(Rows from a figure dataset)
○ ○ ○ ○ ○

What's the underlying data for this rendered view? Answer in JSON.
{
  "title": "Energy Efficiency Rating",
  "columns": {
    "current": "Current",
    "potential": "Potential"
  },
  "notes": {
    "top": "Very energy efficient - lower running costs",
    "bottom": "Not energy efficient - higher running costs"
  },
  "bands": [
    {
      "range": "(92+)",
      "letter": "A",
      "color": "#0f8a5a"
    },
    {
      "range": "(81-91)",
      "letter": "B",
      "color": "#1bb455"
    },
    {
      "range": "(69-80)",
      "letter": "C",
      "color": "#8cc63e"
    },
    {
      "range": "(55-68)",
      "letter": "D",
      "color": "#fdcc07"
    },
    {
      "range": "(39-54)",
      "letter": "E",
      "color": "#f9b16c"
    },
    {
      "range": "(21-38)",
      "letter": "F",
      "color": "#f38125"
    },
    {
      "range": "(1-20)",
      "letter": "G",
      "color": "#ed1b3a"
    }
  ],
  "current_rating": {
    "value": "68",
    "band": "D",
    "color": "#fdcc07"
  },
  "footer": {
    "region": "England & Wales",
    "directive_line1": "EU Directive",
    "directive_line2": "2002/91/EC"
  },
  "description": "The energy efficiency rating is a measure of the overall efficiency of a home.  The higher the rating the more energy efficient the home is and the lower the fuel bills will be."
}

○ ○ ○ ○ ○

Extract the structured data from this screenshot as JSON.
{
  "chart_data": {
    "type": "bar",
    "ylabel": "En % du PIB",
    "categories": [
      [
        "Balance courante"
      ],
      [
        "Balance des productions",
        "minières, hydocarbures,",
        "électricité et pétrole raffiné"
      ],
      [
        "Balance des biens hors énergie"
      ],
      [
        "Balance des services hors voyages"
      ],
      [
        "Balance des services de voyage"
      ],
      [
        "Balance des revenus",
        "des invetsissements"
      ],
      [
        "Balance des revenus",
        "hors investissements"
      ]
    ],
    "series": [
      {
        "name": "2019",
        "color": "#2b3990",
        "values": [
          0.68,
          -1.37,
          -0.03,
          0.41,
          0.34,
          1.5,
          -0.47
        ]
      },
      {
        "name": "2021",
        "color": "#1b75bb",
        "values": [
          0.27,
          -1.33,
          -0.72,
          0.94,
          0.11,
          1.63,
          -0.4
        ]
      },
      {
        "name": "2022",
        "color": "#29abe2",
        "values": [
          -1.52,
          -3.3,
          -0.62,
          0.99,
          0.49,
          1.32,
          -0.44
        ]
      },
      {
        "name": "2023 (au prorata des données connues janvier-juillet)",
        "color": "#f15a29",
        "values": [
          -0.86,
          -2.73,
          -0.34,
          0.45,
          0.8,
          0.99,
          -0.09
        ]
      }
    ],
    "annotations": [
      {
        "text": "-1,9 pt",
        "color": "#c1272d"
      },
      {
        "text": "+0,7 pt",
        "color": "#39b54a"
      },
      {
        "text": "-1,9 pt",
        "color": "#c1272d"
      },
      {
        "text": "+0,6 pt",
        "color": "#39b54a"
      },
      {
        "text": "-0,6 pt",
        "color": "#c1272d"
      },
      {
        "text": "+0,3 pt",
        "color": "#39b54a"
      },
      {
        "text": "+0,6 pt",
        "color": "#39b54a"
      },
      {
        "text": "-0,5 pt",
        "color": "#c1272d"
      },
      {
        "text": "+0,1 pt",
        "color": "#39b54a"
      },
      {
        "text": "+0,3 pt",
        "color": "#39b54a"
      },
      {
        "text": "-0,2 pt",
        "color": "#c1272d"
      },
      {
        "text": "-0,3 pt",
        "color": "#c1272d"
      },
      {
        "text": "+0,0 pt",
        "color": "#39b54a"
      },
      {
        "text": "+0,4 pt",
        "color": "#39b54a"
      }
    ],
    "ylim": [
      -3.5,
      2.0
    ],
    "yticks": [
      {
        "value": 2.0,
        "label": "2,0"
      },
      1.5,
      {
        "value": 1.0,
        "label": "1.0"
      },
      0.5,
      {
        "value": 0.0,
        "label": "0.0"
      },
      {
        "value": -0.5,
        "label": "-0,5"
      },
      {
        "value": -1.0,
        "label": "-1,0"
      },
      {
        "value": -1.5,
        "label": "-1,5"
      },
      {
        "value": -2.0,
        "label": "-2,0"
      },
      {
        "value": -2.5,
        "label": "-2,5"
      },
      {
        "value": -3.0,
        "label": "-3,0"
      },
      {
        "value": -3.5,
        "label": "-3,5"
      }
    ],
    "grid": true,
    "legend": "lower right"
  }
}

○ ○ ○ ○ ○

Look through the entries above and list every line containing "Balance".

        "Balance courante"
        "Balance des productions",
        "Balance des biens hors énergie"
        "Balance des services hors voyages"
        "Balance des services de voyage"
        "Balance des revenus",
        "Balance des revenus",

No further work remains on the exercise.